**What this task involves:** Reproduce the listing word for word, leaving every picture behind.

**Excerpted data:**

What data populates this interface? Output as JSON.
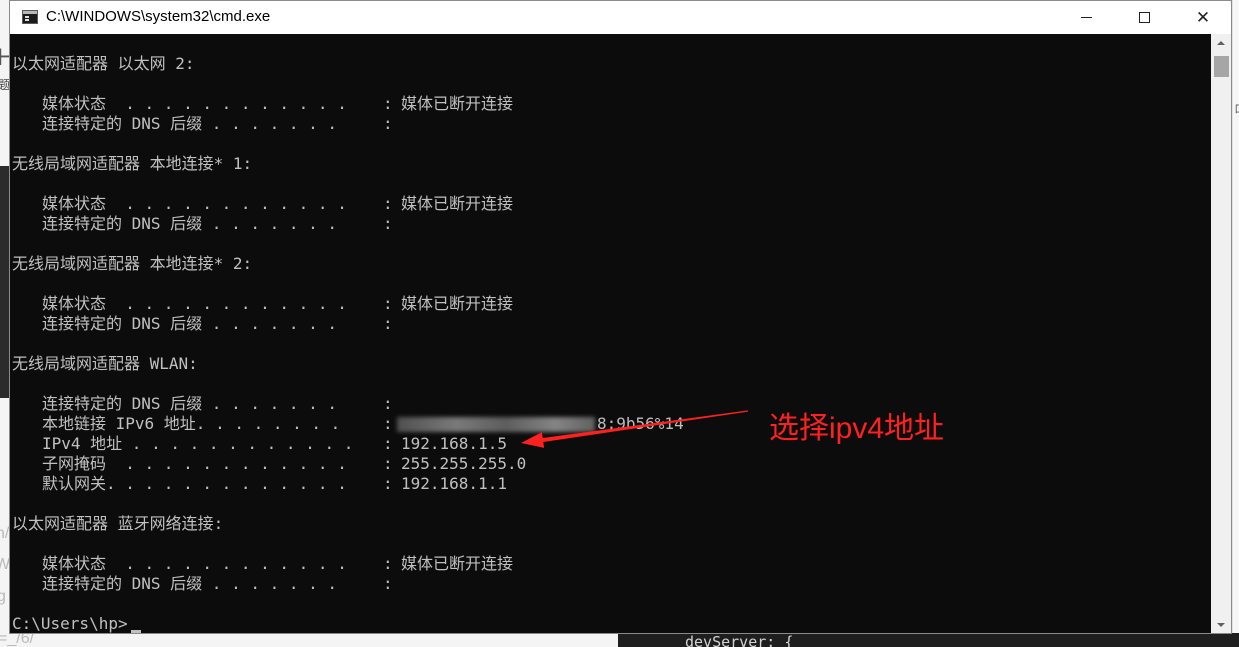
{
  "window": {
    "title": "C:\\WINDOWS\\system32\\cmd.exe",
    "app_icon": "cmd-icon",
    "controls": {
      "minimize_icon": "minimize-icon",
      "maximize_icon": "maximize-icon",
      "close_icon": "close-icon",
      "close_glyph": "✕"
    }
  },
  "console": {
    "lines": [
      {
        "kind": "header",
        "text": "以太网适配器 以太网 2:"
      },
      {
        "kind": "blank"
      },
      {
        "kind": "entry",
        "label": "媒体状态  . . . . . . . . . . . .",
        "colon": ":",
        "value": "媒体已断开连接"
      },
      {
        "kind": "entry",
        "label": "连接特定的 DNS 后缀 . . . . . . .",
        "colon": ":",
        "value": ""
      },
      {
        "kind": "blank"
      },
      {
        "kind": "header",
        "text": "无线局域网适配器 本地连接* 1:"
      },
      {
        "kind": "blank"
      },
      {
        "kind": "entry",
        "label": "媒体状态  . . . . . . . . . . . .",
        "colon": ":",
        "value": "媒体已断开连接"
      },
      {
        "kind": "entry",
        "label": "连接特定的 DNS 后缀 . . . . . . .",
        "colon": ":",
        "value": ""
      },
      {
        "kind": "blank"
      },
      {
        "kind": "header",
        "text": "无线局域网适配器 本地连接* 2:"
      },
      {
        "kind": "blank"
      },
      {
        "kind": "entry",
        "label": "媒体状态  . . . . . . . . . . . .",
        "colon": ":",
        "value": "媒体已断开连接"
      },
      {
        "kind": "entry",
        "label": "连接特定的 DNS 后缀 . . . . . . .",
        "colon": ":",
        "value": ""
      },
      {
        "kind": "blank"
      },
      {
        "kind": "header",
        "text": "无线局域网适配器 WLAN:"
      },
      {
        "kind": "blank"
      },
      {
        "kind": "entry",
        "label": "连接特定的 DNS 后缀 . . . . . . .",
        "colon": ":",
        "value": ""
      },
      {
        "kind": "entry",
        "label": "本地链接 IPv6 地址. . . . . . . .",
        "colon": ":",
        "value": "8:9b56%14",
        "redacted": true
      },
      {
        "kind": "entry",
        "label": "IPv4 地址 . . . . . . . . . . . .",
        "colon": ":",
        "value": "192.168.1.5"
      },
      {
        "kind": "entry",
        "label": "子网掩码  . . . . . . . . . . . .",
        "colon": ":",
        "value": "255.255.255.0"
      },
      {
        "kind": "entry",
        "label": "默认网关. . . . . . . . . . . . .",
        "colon": ":",
        "value": "192.168.1.1"
      },
      {
        "kind": "blank"
      },
      {
        "kind": "header",
        "text": "以太网适配器 蓝牙网络连接:"
      },
      {
        "kind": "blank"
      },
      {
        "kind": "entry",
        "label": "媒体状态  . . . . . . . . . . . .",
        "colon": ":",
        "value": "媒体已断开连接"
      },
      {
        "kind": "entry",
        "label": "连接特定的 DNS 后缀 . . . . . . .",
        "colon": ":",
        "value": ""
      },
      {
        "kind": "blank"
      },
      {
        "kind": "prompt",
        "text": "C:\\Users\\hp>"
      }
    ],
    "colors": {
      "background": "#0c0c0c",
      "text": "#c0c0c0"
    }
  },
  "annotation": {
    "text": "选择ipv4地址",
    "color": "#ff2020",
    "arrow_icon": "red-arrow-icon"
  },
  "backdrop": {
    "left_fragments": [
      "H",
      "题",
      "n/",
      "W",
      "g",
      "=_/6/"
    ],
    "right_fragments": [
      "ロ"
    ],
    "editor_text": "devServer: {"
  }
}
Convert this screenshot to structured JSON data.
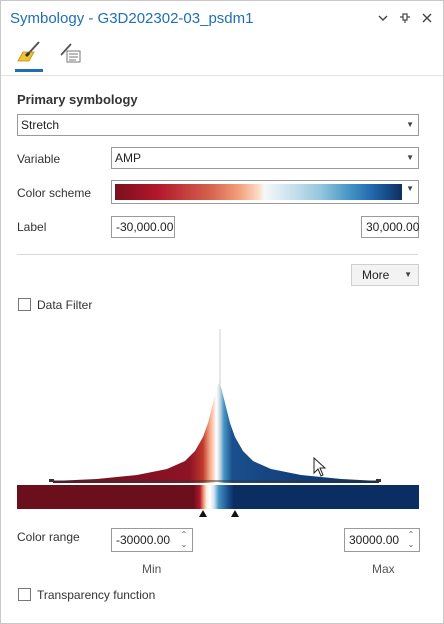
{
  "window": {
    "title": "Symbology - G3D202302-03_psdm1",
    "icons": [
      "chevron-down-icon",
      "pin-icon",
      "close-icon"
    ]
  },
  "tabs": [
    {
      "name": "primary-symbology-tab",
      "icon": "paintbrush-icon",
      "active": true
    },
    {
      "name": "secondary-symbology-tab",
      "icon": "list-edit-icon",
      "active": false
    }
  ],
  "primary": {
    "heading": "Primary symbology",
    "renderer": "Stretch",
    "variable_label": "Variable",
    "variable_value": "AMP",
    "color_scheme_label": "Color scheme",
    "label_label": "Label",
    "label_min": "-30,000.00",
    "label_max": "30,000.00"
  },
  "more_button": "More",
  "data_filter": {
    "label": "Data Filter",
    "checked": false
  },
  "color_range": {
    "label": "Color range",
    "min_value": "-30000.00",
    "max_value": "30000.00",
    "min_caption": "Min",
    "max_caption": "Max"
  },
  "transparency": {
    "label": "Transparency function",
    "checked": false
  },
  "colors": {
    "accent": "#1f6fb5",
    "ramp_low": "#7a0f1c",
    "ramp_mid": "#f7f7f7",
    "ramp_high": "#0d2f5e"
  }
}
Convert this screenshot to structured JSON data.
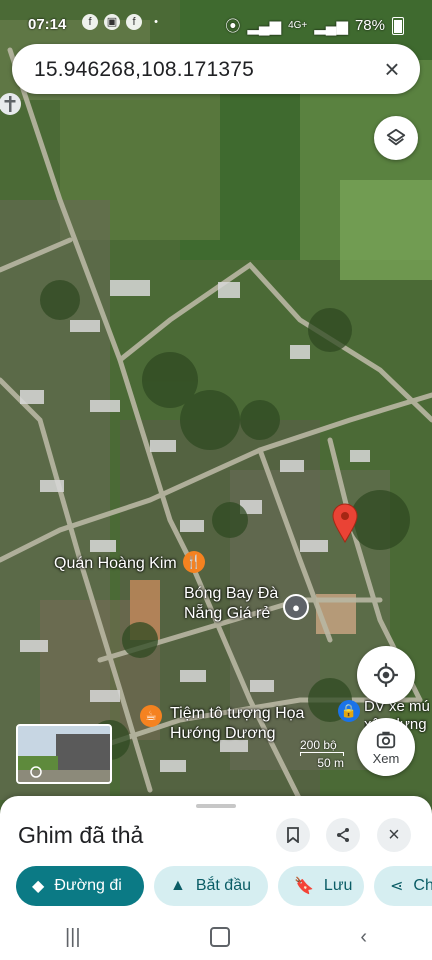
{
  "status_bar": {
    "time": "07:14",
    "battery": "78%",
    "network": "4G+",
    "left_icons": [
      "f",
      "▣",
      "f",
      "•"
    ]
  },
  "search": {
    "query": "15.946268,108.171375"
  },
  "map": {
    "places": [
      {
        "name": "Quán Hoàng Kim",
        "icon": "restaurant-icon"
      },
      {
        "name": "Bóng Bay Đà\nNẵng Giá rẻ",
        "icon": "place-icon"
      },
      {
        "name": "Tiệm tô tượng Họa\nHướng Dương",
        "icon": "cafe-icon"
      },
      {
        "name": "DV xe mú\nxây dựng",
        "icon": "shop-icon"
      }
    ],
    "scale": {
      "upper": "200 bộ",
      "lower": "50 m"
    }
  },
  "controls": {
    "lens_label": "Xem"
  },
  "sheet": {
    "title": "Ghim đã thả",
    "actions": [
      {
        "label": "Đường đi",
        "icon": "directions-icon"
      },
      {
        "label": "Bắt đầu",
        "icon": "navigation-icon"
      },
      {
        "label": "Lưu",
        "icon": "bookmark-icon"
      },
      {
        "label": "Chia sẻ",
        "icon": "share-icon"
      }
    ]
  },
  "colors": {
    "accent": "#0b7a85",
    "pin": "#ea4335",
    "chip_secondary": "#d6eef1"
  }
}
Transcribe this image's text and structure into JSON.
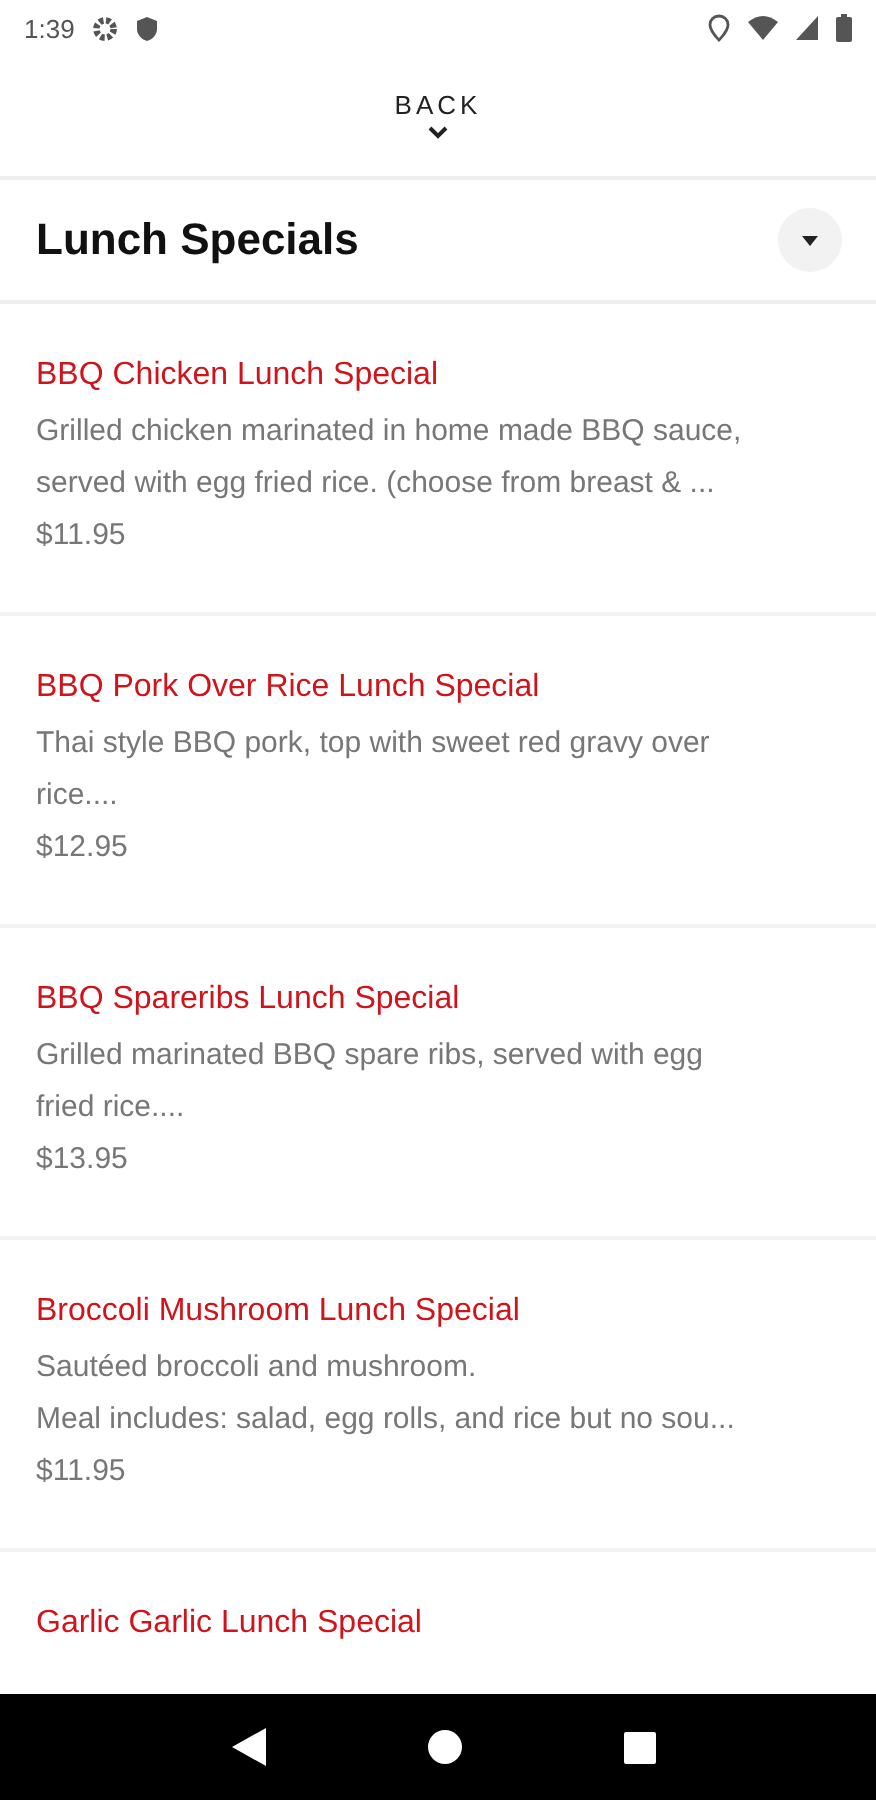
{
  "status_bar": {
    "time": "1:39"
  },
  "back": {
    "label": "BACK"
  },
  "section": {
    "title": "Lunch Specials",
    "expanded": true
  },
  "items": [
    {
      "name": "BBQ Chicken Lunch Special",
      "description": "Grilled chicken marinated in home made BBQ sauce,\nserved with egg fried rice. (choose from breast & ...",
      "price": "$11.95"
    },
    {
      "name": "BBQ Pork Over Rice Lunch Special",
      "description": "Thai style BBQ pork, top with sweet red gravy over\nrice....",
      "price": "$12.95"
    },
    {
      "name": "BBQ Spareribs Lunch Special",
      "description": "Grilled marinated BBQ spare ribs, served with egg\nfried rice....",
      "price": "$13.95"
    },
    {
      "name": "Broccoli Mushroom Lunch Special",
      "description": "Sautéed broccoli and mushroom.\nMeal includes: salad, egg rolls, and rice but no sou...",
      "price": "$11.95"
    },
    {
      "name": "Garlic Garlic Lunch Special"
    }
  ]
}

**Finished answer:**
What data populates this interface? Output as JSON.
{
  "window": {
    "title": "C:\\WINDOWS\\system32\\cmd.exe",
    "app_icon": "cmd-icon",
    "controls": {
      "minimize_icon": "minimize-icon",
      "maximize_icon": "maximize-icon",
      "close_icon": "close-icon",
      "close_glyph": "✕"
    }
  },
  "console": {
    "lines": [
      {
        "kind": "header",
        "text": "以太网适配器 以太网 2:"
      },
      {
        "kind": "blank"
      },
      {
        "kind": "entry",
        "label": "媒体状态  . . . . . . . . . . . .",
        "colon": ":",
        "value": "媒体已断开连接"
      },
      {
        "kind": "entry",
        "label": "连接特定的 DNS 后缀 . . . . . . .",
        "colon": ":",
        "value": ""
      },
      {
        "kind": "blank"
      },
      {
        "kind": "header",
        "text": "无线局域网适配器 本地连接* 1:"
      },
      {
        "kind": "blank"
      },
      {
        "kind": "entry",
        "label": "媒体状态  . . . . . . . . . . . .",
        "colon": ":",
        "value": "媒体已断开连接"
      },
      {
        "kind": "entry",
        "label": "连接特定的 DNS 后缀 . . . . . . .",
        "colon": ":",
        "value": ""
      },
      {
        "kind": "blank"
      },
      {
        "kind": "header",
        "text": "无线局域网适配器 本地连接* 2:"
      },
      {
        "kind": "blank"
      },
      {
        "kind": "entry",
        "label": "媒体状态  . . . . . . . . . . . .",
        "colon": ":",
        "value": "媒体已断开连接"
      },
      {
        "kind": "entry",
        "label": "连接特定的 DNS 后缀 . . . . . . .",
        "colon": ":",
        "value": ""
      },
      {
        "kind": "blank"
      },
      {
        "kind": "header",
        "text": "无线局域网适配器 WLAN:"
      },
      {
        "kind": "blank"
      },
      {
        "kind": "entry",
        "label": "连接特定的 DNS 后缀 . . . . . . .",
        "colon": ":",
        "value": ""
      },
      {
        "kind": "entry",
        "label": "本地链接 IPv6 地址. . . . . . . .",
        "colon": ":",
        "value": "8:9b56%14",
        "redacted": true
      },
      {
        "kind": "entry",
        "label": "IPv4 地址 . . . . . . . . . . . .",
        "colon": ":",
        "value": "192.168.1.5"
      },
      {
        "kind": "entry",
        "label": "子网掩码  . . . . . . . . . . . .",
        "colon": ":",
        "value": "255.255.255.0"
      },
      {
        "kind": "entry",
        "label": "默认网关. . . . . . . . . . . . .",
        "colon": ":",
        "value": "192.168.1.1"
      },
      {
        "kind": "blank"
      },
      {
        "kind": "header",
        "text": "以太网适配器 蓝牙网络连接:"
      },
      {
        "kind": "blank"
      },
      {
        "kind": "entry",
        "label": "媒体状态  . . . . . . . . . . . .",
        "colon": ":",
        "value": "媒体已断开连接"
      },
      {
        "kind": "entry",
        "label": "连接特定的 DNS 后缀 . . . . . . .",
        "colon": ":",
        "value": ""
      },
      {
        "kind": "blank"
      },
      {
        "kind": "prompt",
        "text": "C:\\Users\\hp>"
      }
    ],
    "colors": {
      "background": "#0c0c0c",
      "text": "#c0c0c0"
    }
  },
  "annotation": {
    "text": "选择ipv4地址",
    "color": "#ff2020",
    "arrow_icon": "red-arrow-icon"
  },
  "backdrop": {
    "left_fragments": [
      "H",
      "题",
      "n/",
      "W",
      "g",
      "=_/6/"
    ],
    "right_fragments": [
      "ロ"
    ],
    "editor_text": "devServer: {"
  }
}
Convert this screenshot to structured JSON data.
{
  "window": {
    "title": "Symbology - G3D202302-03_psdm1",
    "icons": [
      "chevron-down-icon",
      "pin-icon",
      "close-icon"
    ]
  },
  "tabs": [
    {
      "name": "primary-symbology-tab",
      "icon": "paintbrush-icon",
      "active": true
    },
    {
      "name": "secondary-symbology-tab",
      "icon": "list-edit-icon",
      "active": false
    }
  ],
  "primary": {
    "heading": "Primary symbology",
    "renderer": "Stretch",
    "variable_label": "Variable",
    "variable_value": "AMP",
    "color_scheme_label": "Color scheme",
    "label_label": "Label",
    "label_min": "-30,000.00",
    "label_max": "30,000.00"
  },
  "more_button": "More",
  "data_filter": {
    "label": "Data Filter",
    "checked": false
  },
  "color_range": {
    "label": "Color range",
    "min_value": "-30000.00",
    "max_value": "30000.00",
    "min_caption": "Min",
    "max_caption": "Max"
  },
  "transparency": {
    "label": "Transparency function",
    "checked": false
  },
  "colors": {
    "accent": "#1f6fb5",
    "ramp_low": "#7a0f1c",
    "ramp_mid": "#f7f7f7",
    "ramp_high": "#0d2f5e"
  }
}
Convert this screenshot to structured JSON data.
{
  "status_bar": {
    "time": "07:14",
    "battery": "78%",
    "network": "4G+",
    "left_icons": [
      "f",
      "▣",
      "f",
      "•"
    ]
  },
  "search": {
    "query": "15.946268,108.171375"
  },
  "map": {
    "places": [
      {
        "name": "Quán Hoàng Kim",
        "icon": "restaurant-icon"
      },
      {
        "name": "Bóng Bay Đà\nNẵng Giá rẻ",
        "icon": "place-icon"
      },
      {
        "name": "Tiệm tô tượng Họa\nHướng Dương",
        "icon": "cafe-icon"
      },
      {
        "name": "DV xe mú\nxây dựng",
        "icon": "shop-icon"
      }
    ],
    "scale": {
      "upper": "200 bộ",
      "lower": "50 m"
    }
  },
  "controls": {
    "lens_label": "Xem"
  },
  "sheet": {
    "title": "Ghim đã thả",
    "actions": [
      {
        "label": "Đường đi",
        "icon": "directions-icon"
      },
      {
        "label": "Bắt đầu",
        "icon": "navigation-icon"
      },
      {
        "label": "Lưu",
        "icon": "bookmark-icon"
      },
      {
        "label": "Chia sẻ",
        "icon": "share-icon"
      }
    ]
  },
  "colors": {
    "accent": "#0b7a85",
    "pin": "#ea4335",
    "chip_secondary": "#d6eef1"
  }
}
Transcribe this image's text and structure into JSON.
{
  "status_bar": {
    "time": "1:39"
  },
  "back": {
    "label": "BACK"
  },
  "section": {
    "title": "Lunch Specials",
    "expanded": true
  },
  "items": [
    {
      "name": "BBQ Chicken Lunch Special",
      "description": "Grilled chicken marinated in home made BBQ sauce,\nserved with egg fried rice. (choose from breast & ...",
      "price": "$11.95"
    },
    {
      "name": "BBQ Pork Over Rice Lunch Special",
      "description": "Thai style BBQ pork, top with sweet red gravy over\nrice....",
      "price": "$12.95"
    },
    {
      "name": "BBQ Spareribs Lunch Special",
      "description": "Grilled marinated BBQ spare ribs, served with egg\nfried rice....",
      "price": "$13.95"
    },
    {
      "name": "Broccoli Mushroom Lunch Special",
      "description": "Sautéed broccoli and mushroom.\nMeal includes: salad, egg rolls, and rice but no sou...",
      "price": "$11.95"
    },
    {
      "name": "Garlic Garlic Lunch Special"
    }
  ]
}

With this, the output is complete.